● Given data:
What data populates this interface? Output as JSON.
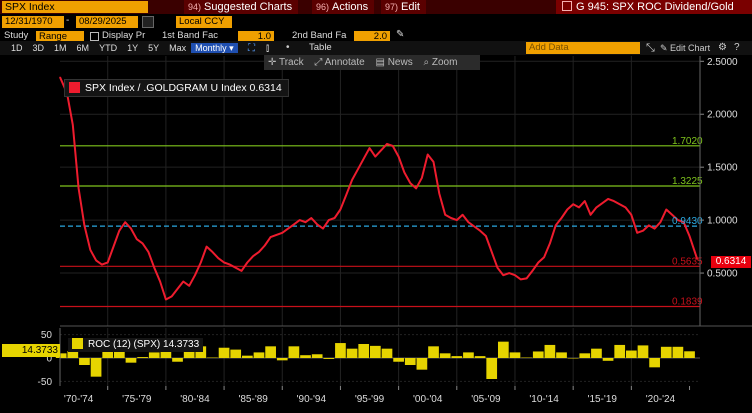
{
  "header": {
    "ticker": "SPX Index",
    "menus": [
      {
        "tag": "94)",
        "label": "Suggested Charts"
      },
      {
        "tag": "96)",
        "label": "Actions"
      },
      {
        "tag": "97)",
        "label": "Edit"
      }
    ],
    "chart_title": "G 945: SPX ROC Dividend/Gold"
  },
  "daterow": {
    "start_date": "12/31/1970",
    "end_date": "08/29/2025",
    "currency": "Local CCY"
  },
  "studyrow": {
    "study_label": "Study",
    "study_value": "Range Avera",
    "display_label": "Display Pr",
    "band1_label": "1st Band Fac",
    "band1_value": "1.0",
    "band2_label": "2nd Band Fa",
    "band2_value": "2.0"
  },
  "tabs": {
    "ranges": [
      "1D",
      "3D",
      "1M",
      "6M",
      "YTD",
      "1Y",
      "5Y",
      "Max"
    ],
    "frequency": "Monthly",
    "table_label": "Table",
    "add_data_placeholder": "Add Data",
    "edit_chart_label": "Edit Chart"
  },
  "toolbar": {
    "track": "Track",
    "annotate": "Annotate",
    "news": "News",
    "zoom": "Zoom"
  },
  "colors": {
    "main_line": "#ee1c2e",
    "green_band": "#7fc41c",
    "cyan_band": "#2aa7e0",
    "red_band": "#c8101a",
    "roc_fill": "#e6d400"
  },
  "chart_data": [
    {
      "type": "line",
      "legend": "SPX Index / .GOLDGRAM U Index 0.6314",
      "last_value": "0.6314",
      "x_tick_labels": [
        "'70-'74",
        "'75-'79",
        "'80-'84",
        "'85-'89",
        "'90-'94",
        "'95-'99",
        "'00-'04",
        "'05-'09",
        "'10-'14",
        "'15-'19",
        "'20-'24"
      ],
      "ylim": [
        0.0,
        2.55
      ],
      "y_ticks": [
        0.5,
        1.0,
        1.5,
        2.0,
        2.5
      ],
      "y_tick_labels": [
        "0.5000",
        "1.0000",
        "1.5000",
        "2.0000",
        "2.5000"
      ],
      "bands": [
        {
          "value": 1.702,
          "label": "1.7020",
          "color": "green"
        },
        {
          "value": 1.3225,
          "label": "1.3225",
          "color": "green"
        },
        {
          "value": 0.943,
          "label": "0.9430",
          "color": "cyan",
          "dashed": true
        },
        {
          "value": 0.5635,
          "label": "0.5635",
          "color": "red"
        },
        {
          "value": 0.1839,
          "label": "0.1839",
          "color": "red"
        }
      ],
      "x": [
        1970.9,
        1971.5,
        1972.0,
        1972.5,
        1973.0,
        1973.5,
        1974.0,
        1974.5,
        1975.0,
        1975.5,
        1976.0,
        1976.5,
        1977.0,
        1977.5,
        1978.0,
        1978.5,
        1979.0,
        1979.5,
        1980.0,
        1980.5,
        1981.0,
        1981.5,
        1982.0,
        1982.5,
        1983.0,
        1983.5,
        1984.0,
        1984.5,
        1985.0,
        1985.5,
        1986.0,
        1986.5,
        1987.0,
        1987.5,
        1988.0,
        1988.5,
        1989.0,
        1989.5,
        1990.0,
        1990.5,
        1991.0,
        1991.5,
        1992.0,
        1992.5,
        1993.0,
        1993.5,
        1994.0,
        1994.5,
        1995.0,
        1995.5,
        1996.0,
        1996.5,
        1997.0,
        1997.5,
        1998.0,
        1998.5,
        1999.0,
        1999.5,
        2000.0,
        2000.5,
        2001.0,
        2001.5,
        2002.0,
        2002.5,
        2003.0,
        2003.5,
        2004.0,
        2004.5,
        2005.0,
        2005.5,
        2006.0,
        2006.5,
        2007.0,
        2007.5,
        2008.0,
        2008.5,
        2009.0,
        2009.5,
        2010.0,
        2010.5,
        2011.0,
        2011.5,
        2012.0,
        2012.5,
        2013.0,
        2013.5,
        2014.0,
        2014.5,
        2015.0,
        2015.5,
        2016.0,
        2016.5,
        2017.0,
        2017.5,
        2018.0,
        2018.5,
        2019.0,
        2019.5,
        2020.0,
        2020.5,
        2021.0,
        2021.5,
        2022.0,
        2022.5,
        2023.0,
        2023.5,
        2024.0,
        2024.5,
        2025.0,
        2025.66
      ],
      "y": [
        2.35,
        2.2,
        1.9,
        1.3,
        0.95,
        0.72,
        0.62,
        0.58,
        0.6,
        0.75,
        0.9,
        0.98,
        0.92,
        0.82,
        0.78,
        0.7,
        0.55,
        0.42,
        0.25,
        0.28,
        0.35,
        0.42,
        0.38,
        0.48,
        0.6,
        0.75,
        0.7,
        0.64,
        0.6,
        0.58,
        0.55,
        0.52,
        0.6,
        0.66,
        0.7,
        0.76,
        0.84,
        0.86,
        0.88,
        0.92,
        0.96,
        1.0,
        0.98,
        1.02,
        0.96,
        0.92,
        1.0,
        1.02,
        1.1,
        1.24,
        1.38,
        1.48,
        1.58,
        1.68,
        1.6,
        1.66,
        1.72,
        1.7,
        1.6,
        1.45,
        1.35,
        1.3,
        1.4,
        1.62,
        1.55,
        1.25,
        1.05,
        1.02,
        1.0,
        1.05,
        0.98,
        0.94,
        0.9,
        0.85,
        0.7,
        0.55,
        0.48,
        0.5,
        0.48,
        0.44,
        0.45,
        0.52,
        0.6,
        0.65,
        0.78,
        0.95,
        1.02,
        1.1,
        1.15,
        1.12,
        1.18,
        1.05,
        1.12,
        1.16,
        1.2,
        1.18,
        1.15,
        1.12,
        1.05,
        0.88,
        0.9,
        0.95,
        0.92,
        0.98,
        1.1,
        1.05,
        1.0,
        0.98,
        0.85,
        0.6314
      ]
    },
    {
      "type": "area",
      "legend": "ROC (12) (SPX) 14.3733",
      "last_value": "14.3733",
      "ylim": [
        -60,
        60
      ],
      "y_ticks": [
        50,
        0,
        -50
      ],
      "y_tick_labels": [
        "50",
        "0",
        "-50"
      ],
      "x": [
        1971,
        1972,
        1973,
        1974,
        1975,
        1976,
        1977,
        1978,
        1979,
        1980,
        1981,
        1982,
        1983,
        1984,
        1985,
        1986,
        1987,
        1988,
        1989,
        1990,
        1991,
        1992,
        1993,
        1994,
        1995,
        1996,
        1997,
        1998,
        1999,
        2000,
        2001,
        2002,
        2003,
        2004,
        2005,
        2006,
        2007,
        2008,
        2009,
        2010,
        2011,
        2012,
        2013,
        2014,
        2015,
        2016,
        2017,
        2018,
        2019,
        2020,
        2021,
        2022,
        2023,
        2024,
        2025
      ],
      "y": [
        10,
        15,
        -15,
        -40,
        30,
        18,
        -10,
        2,
        12,
        20,
        -8,
        15,
        25,
        1,
        22,
        18,
        5,
        12,
        25,
        -5,
        25,
        6,
        8,
        -2,
        32,
        20,
        30,
        26,
        20,
        -8,
        -15,
        -25,
        25,
        10,
        4,
        12,
        4,
        -45,
        35,
        12,
        1,
        14,
        28,
        12,
        -1,
        10,
        20,
        -6,
        28,
        16,
        27,
        -20,
        24,
        24,
        14.37
      ]
    }
  ]
}
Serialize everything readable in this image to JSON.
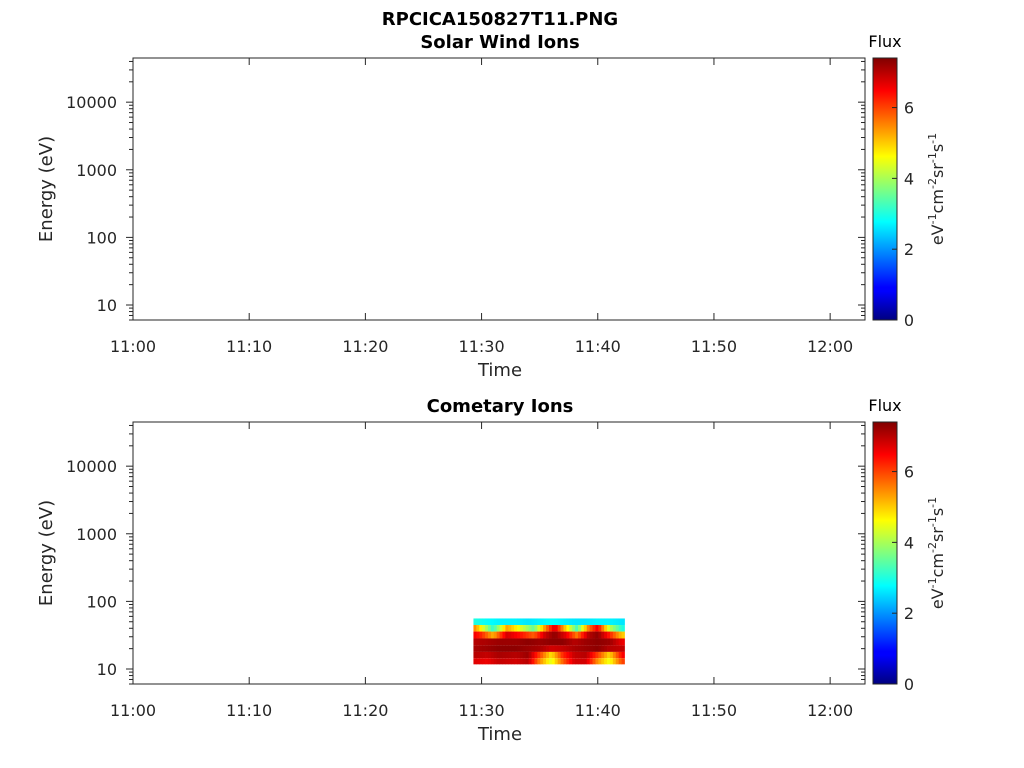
{
  "figure": {
    "filename": "RPCICA150827T11.PNG"
  },
  "chart_data": [
    {
      "type": "heatmap",
      "title": "Solar Wind Ions",
      "xlabel": "Time",
      "ylabel": "Energy (eV)",
      "x_ticks": [
        "11:00",
        "11:10",
        "11:20",
        "11:30",
        "11:40",
        "11:50",
        "12:00"
      ],
      "x_range_minutes_from_11_00": [
        0,
        63
      ],
      "y_scale": "log",
      "y_ticks": [
        "10",
        "100",
        "1000",
        "10000"
      ],
      "y_range": [
        6,
        45000
      ],
      "colorbar": {
        "title": "Flux",
        "label": "eV-1cm-2sr-1s-1",
        "ticks": [
          "0",
          "2",
          "4",
          "6"
        ],
        "range": [
          0,
          7.4
        ],
        "colormap": "jet"
      },
      "cells": []
    },
    {
      "type": "heatmap",
      "title": "Cometary Ions",
      "xlabel": "Time",
      "ylabel": "Energy (eV)",
      "x_ticks": [
        "11:00",
        "11:10",
        "11:20",
        "11:30",
        "11:40",
        "11:50",
        "12:00"
      ],
      "x_range_minutes_from_11_00": [
        0,
        63
      ],
      "y_scale": "log",
      "y_ticks": [
        "10",
        "100",
        "1000",
        "10000"
      ],
      "y_range": [
        6,
        45000
      ],
      "colorbar": {
        "title": "Flux",
        "label": "eV-1cm-2sr-1s-1",
        "ticks": [
          "0",
          "2",
          "4",
          "6"
        ],
        "range": [
          0,
          7.4
        ],
        "colormap": "jet"
      },
      "time_range": [
        "11:29",
        "11:42"
      ],
      "energy_bins_eV": [
        13,
        16,
        20,
        25,
        32,
        40,
        50
      ],
      "flux_profiles_by_energy": [
        {
          "energy": 50,
          "times": [
            29.3,
            30.5,
            31.5,
            33,
            34,
            35,
            36,
            37,
            38,
            39,
            40,
            41,
            42.1
          ],
          "values": [
            3.0,
            2.8,
            2.7,
            2.7,
            2.6,
            2.7,
            2.8,
            2.7,
            2.6,
            2.6,
            2.7,
            2.7,
            2.6
          ]
        },
        {
          "energy": 40,
          "times": [
            29.3,
            30,
            31,
            32.2,
            33.5,
            34.5,
            35.5,
            36.3,
            37.2,
            38.2,
            39.2,
            40,
            41,
            42.1
          ],
          "values": [
            5.6,
            4.6,
            3.1,
            5.3,
            4.3,
            3.5,
            5.5,
            6.8,
            5.0,
            3.3,
            5.6,
            6.6,
            4.2,
            3.0
          ]
        },
        {
          "energy": 32,
          "times": [
            29.3,
            30,
            31,
            32.2,
            33.5,
            34.5,
            35.5,
            36.3,
            37.2,
            38.2,
            39.2,
            40,
            41,
            42.1
          ],
          "values": [
            6.6,
            6.2,
            5.2,
            6.8,
            6.3,
            5.8,
            6.9,
            7.3,
            6.7,
            5.6,
            7.0,
            7.3,
            6.3,
            5.0
          ]
        },
        {
          "energy": 25,
          "times": [
            29.3,
            30.5,
            31.5,
            33,
            34,
            35,
            36,
            37,
            38,
            39,
            40,
            41,
            42.1
          ],
          "values": [
            7.0,
            7.1,
            7.2,
            7.2,
            7.3,
            7.2,
            7.3,
            7.3,
            7.0,
            7.2,
            7.3,
            7.2,
            6.6
          ]
        },
        {
          "energy": 20,
          "times": [
            29.3,
            30.5,
            31.5,
            33,
            34,
            35,
            36,
            37,
            38,
            39,
            40,
            41,
            42.1
          ],
          "values": [
            7.1,
            7.2,
            7.3,
            7.3,
            7.2,
            7.1,
            6.8,
            6.9,
            7.1,
            7.2,
            7.3,
            7.0,
            6.9
          ]
        },
        {
          "energy": 16,
          "times": [
            29.3,
            30.5,
            31.5,
            33,
            34,
            35,
            36,
            37,
            38,
            39,
            40,
            41,
            42.1
          ],
          "values": [
            7.0,
            6.9,
            7.1,
            7.0,
            7.2,
            6.0,
            4.8,
            6.2,
            6.9,
            7.0,
            6.0,
            4.9,
            6.5
          ]
        },
        {
          "energy": 13,
          "times": [
            29.3,
            30.5,
            31.5,
            33,
            34,
            35,
            36,
            37,
            38,
            39,
            40,
            41,
            42.1
          ],
          "values": [
            6.7,
            6.6,
            6.9,
            6.8,
            7.0,
            5.5,
            4.4,
            5.8,
            6.8,
            6.8,
            5.4,
            4.5,
            6.0
          ]
        }
      ]
    }
  ]
}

● Exercise instructions: Give the number of lines that carry the word "type", with nothing added.

● Solved exercise: 4